In the abstract on antibiotic effects in Daphnia magna, condense the paragraph beginning "In recent years, pollution of water bodies" into a short bulleted list that keeps its main facts.

---- Document extract

OpenTox Virtual Conference 2021 Session 8
The acute, chronic, and transgenerational effects of antibiotics on Daphnia Magna
Katie O’Rourke, Konstantinos Grintzalis
Dublin City University, School of Biotechnology
Funding Body: Irish Research Council, Science Foundation Ireland
In recent years, pollution of water bodies by antimicrobial compounds has become a major concern, and is recognized by the World Health Organization as one of the three most serious threats to society. Moreover, antibiotics such as sulfamethoxazole and amoxicillin have been recognized being a potential threat to aquatic wildlife and have been added to the EU Watch List. Antibiotics eventuate into aquatic ecosystems through several pathways, including wastewater treatment plant effluent, improper disposal and from land surface run-off. Alike other pharmaceuticals, antibiotics pose a threat to freshwater biota by disrupting typical biocenosis and by the inhibition of normal biological processes. However, they are unique as they also contribute to the phenomena of antibiotic resistance which is a risk to both human and animal health. Modern water monitoring techniques produce greater insight to the potential toxicity of antibiotics by using effect-based methods and employing model species i.e. Daphnia magna. In this study we assessed the potential toxicity of amoxicillin, trimethoprim, erythromycin, and sulfamethoxazole by measuring a number of phenotypic and molecular endpoints. Daphniids were exposed acutely (24 hours), and chronically (21 days) and their responses were assessed. In addition, to evaluate the transgenerational impact of antibiotic exposure, daphniids were exposed to an environmentally relevant concentration of the antibiotics and their mixture over four generations and a number of biochemical markers were assessed. Results showed distinct responses for each antibiotic and different trends among the duration and type of exposure.

--------
---- Dataset entries

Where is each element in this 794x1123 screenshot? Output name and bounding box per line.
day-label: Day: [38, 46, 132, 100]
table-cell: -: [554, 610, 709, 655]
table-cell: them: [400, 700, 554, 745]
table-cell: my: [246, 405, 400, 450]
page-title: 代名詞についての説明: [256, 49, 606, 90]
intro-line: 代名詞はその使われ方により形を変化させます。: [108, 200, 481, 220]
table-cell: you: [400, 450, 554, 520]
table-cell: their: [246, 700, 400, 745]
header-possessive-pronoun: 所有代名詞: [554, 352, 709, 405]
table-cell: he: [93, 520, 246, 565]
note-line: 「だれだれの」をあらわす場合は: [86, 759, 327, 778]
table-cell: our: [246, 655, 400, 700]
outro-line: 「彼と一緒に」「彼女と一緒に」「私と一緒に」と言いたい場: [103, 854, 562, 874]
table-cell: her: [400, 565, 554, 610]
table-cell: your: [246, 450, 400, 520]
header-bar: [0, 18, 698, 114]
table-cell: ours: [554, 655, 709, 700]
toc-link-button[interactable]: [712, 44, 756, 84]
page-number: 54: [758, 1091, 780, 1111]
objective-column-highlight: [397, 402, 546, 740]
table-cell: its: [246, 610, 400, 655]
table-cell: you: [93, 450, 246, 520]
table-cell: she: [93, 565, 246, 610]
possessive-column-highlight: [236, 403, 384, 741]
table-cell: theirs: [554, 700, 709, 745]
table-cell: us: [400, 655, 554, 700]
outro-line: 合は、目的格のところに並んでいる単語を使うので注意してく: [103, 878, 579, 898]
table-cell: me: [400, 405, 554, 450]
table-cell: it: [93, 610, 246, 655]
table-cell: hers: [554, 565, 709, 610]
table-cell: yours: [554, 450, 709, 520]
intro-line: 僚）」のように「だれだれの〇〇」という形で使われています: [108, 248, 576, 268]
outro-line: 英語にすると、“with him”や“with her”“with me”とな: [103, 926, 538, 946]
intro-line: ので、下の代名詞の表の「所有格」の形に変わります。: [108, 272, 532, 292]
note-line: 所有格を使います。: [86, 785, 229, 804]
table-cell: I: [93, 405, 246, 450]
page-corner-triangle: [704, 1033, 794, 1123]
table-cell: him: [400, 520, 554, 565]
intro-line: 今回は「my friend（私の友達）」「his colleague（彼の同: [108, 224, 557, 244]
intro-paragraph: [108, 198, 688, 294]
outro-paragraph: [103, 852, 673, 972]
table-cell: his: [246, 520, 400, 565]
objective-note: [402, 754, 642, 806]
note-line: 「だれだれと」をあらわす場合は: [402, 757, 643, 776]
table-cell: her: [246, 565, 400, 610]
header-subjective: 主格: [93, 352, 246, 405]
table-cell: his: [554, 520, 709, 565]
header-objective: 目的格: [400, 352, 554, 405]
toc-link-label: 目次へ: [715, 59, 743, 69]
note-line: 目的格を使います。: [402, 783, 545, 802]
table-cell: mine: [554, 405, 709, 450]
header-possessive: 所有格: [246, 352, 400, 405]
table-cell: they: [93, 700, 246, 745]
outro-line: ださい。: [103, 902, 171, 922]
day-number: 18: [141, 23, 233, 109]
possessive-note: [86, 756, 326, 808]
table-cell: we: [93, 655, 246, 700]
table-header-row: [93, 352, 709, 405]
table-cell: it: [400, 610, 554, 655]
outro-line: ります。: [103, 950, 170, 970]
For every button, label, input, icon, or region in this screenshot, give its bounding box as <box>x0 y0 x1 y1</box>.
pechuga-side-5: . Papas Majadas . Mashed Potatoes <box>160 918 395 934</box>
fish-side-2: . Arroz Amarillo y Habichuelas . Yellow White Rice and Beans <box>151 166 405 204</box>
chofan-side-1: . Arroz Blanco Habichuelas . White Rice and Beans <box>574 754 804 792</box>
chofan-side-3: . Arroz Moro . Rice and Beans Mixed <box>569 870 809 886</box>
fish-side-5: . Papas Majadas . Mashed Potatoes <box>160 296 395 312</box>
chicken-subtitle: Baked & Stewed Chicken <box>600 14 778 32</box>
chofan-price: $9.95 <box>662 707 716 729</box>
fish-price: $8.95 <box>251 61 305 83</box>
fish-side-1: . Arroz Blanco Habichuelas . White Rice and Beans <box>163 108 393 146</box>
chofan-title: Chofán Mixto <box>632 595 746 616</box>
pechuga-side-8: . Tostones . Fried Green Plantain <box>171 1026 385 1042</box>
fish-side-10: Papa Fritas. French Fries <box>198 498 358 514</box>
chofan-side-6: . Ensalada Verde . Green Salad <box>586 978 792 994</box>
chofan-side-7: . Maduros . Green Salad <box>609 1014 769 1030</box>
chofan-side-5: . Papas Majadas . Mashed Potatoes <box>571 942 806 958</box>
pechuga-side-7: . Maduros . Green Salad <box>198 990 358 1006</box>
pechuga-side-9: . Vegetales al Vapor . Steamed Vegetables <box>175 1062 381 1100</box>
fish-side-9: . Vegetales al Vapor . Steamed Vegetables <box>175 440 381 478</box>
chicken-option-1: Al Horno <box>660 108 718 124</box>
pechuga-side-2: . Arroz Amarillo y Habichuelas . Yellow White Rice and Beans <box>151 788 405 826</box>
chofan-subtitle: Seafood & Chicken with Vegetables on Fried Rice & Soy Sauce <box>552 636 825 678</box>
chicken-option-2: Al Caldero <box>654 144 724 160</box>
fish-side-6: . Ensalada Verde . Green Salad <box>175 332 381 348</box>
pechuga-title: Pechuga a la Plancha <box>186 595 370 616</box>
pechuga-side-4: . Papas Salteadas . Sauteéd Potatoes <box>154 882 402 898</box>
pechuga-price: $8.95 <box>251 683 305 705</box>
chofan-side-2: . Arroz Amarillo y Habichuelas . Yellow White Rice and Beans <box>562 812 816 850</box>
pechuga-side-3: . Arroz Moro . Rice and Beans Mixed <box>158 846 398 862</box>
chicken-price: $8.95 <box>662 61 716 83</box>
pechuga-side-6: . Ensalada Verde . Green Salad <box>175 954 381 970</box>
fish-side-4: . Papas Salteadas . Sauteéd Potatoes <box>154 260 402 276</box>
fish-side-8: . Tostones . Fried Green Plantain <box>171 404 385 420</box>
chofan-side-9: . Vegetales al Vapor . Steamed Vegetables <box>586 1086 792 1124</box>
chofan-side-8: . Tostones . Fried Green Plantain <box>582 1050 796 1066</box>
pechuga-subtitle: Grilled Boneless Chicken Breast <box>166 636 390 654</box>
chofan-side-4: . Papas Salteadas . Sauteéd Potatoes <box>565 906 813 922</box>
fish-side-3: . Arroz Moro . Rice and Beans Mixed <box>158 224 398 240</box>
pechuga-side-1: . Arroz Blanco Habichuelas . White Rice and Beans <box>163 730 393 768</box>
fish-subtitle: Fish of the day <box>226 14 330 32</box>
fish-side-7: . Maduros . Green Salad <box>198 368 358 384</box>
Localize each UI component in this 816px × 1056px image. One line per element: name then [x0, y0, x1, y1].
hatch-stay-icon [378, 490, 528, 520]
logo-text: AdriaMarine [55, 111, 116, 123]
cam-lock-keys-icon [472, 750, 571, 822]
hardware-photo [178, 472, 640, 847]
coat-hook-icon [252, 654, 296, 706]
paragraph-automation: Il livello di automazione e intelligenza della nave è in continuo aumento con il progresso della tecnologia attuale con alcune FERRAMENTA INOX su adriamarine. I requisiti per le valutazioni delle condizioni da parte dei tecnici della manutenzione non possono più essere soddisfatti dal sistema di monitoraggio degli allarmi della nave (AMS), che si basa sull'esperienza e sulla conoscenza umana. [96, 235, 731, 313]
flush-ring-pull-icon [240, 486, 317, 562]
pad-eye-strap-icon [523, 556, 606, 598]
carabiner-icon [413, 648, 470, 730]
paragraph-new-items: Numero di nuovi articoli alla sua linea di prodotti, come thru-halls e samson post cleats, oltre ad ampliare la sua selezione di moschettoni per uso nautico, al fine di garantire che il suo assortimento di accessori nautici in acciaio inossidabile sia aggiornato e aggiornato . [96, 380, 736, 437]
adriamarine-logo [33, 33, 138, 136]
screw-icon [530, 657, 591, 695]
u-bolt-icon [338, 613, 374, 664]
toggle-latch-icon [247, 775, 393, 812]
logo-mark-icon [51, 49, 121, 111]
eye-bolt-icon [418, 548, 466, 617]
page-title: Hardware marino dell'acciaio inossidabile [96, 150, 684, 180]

--------

Your response:
- The World Health Organization recognizes water pollution by antimicrobial compounds as one of the three most serious threats to society.
- Sulfamethoxazole and amoxicillin are seen as potential threats to aquatic wildlife and are on the EU Watch List.
- Antibiotics reach aquatic ecosystems through wastewater treatment plant effluent, improper disposal and land surface run-off.
- Like other pharmaceuticals, they disrupt typical biocenosis and inhibit normal biological processes in freshwater biota.
- Unlike other pharmaceuticals, they also contribute to antibiotic resistance, a risk to human and animal health.
- Modern water monitoring uses effect-based methods and model species such as Daphnia magna.
- The study measured phenotypic and molecular endpoints for amoxicillin, trimethoprim, erythromycin and sulfamethoxazole.
- Daphniids were exposed acutely (24 hours) and chronically (21 days).
- For transgenerational effects, daphniids were exposed to an environmentally relevant concentration of the antibiotics and their mixture over four generations, and biochemical markers were assessed.
- Each antibiotic produced distinct responses, with trends differing by duration and type of exposure.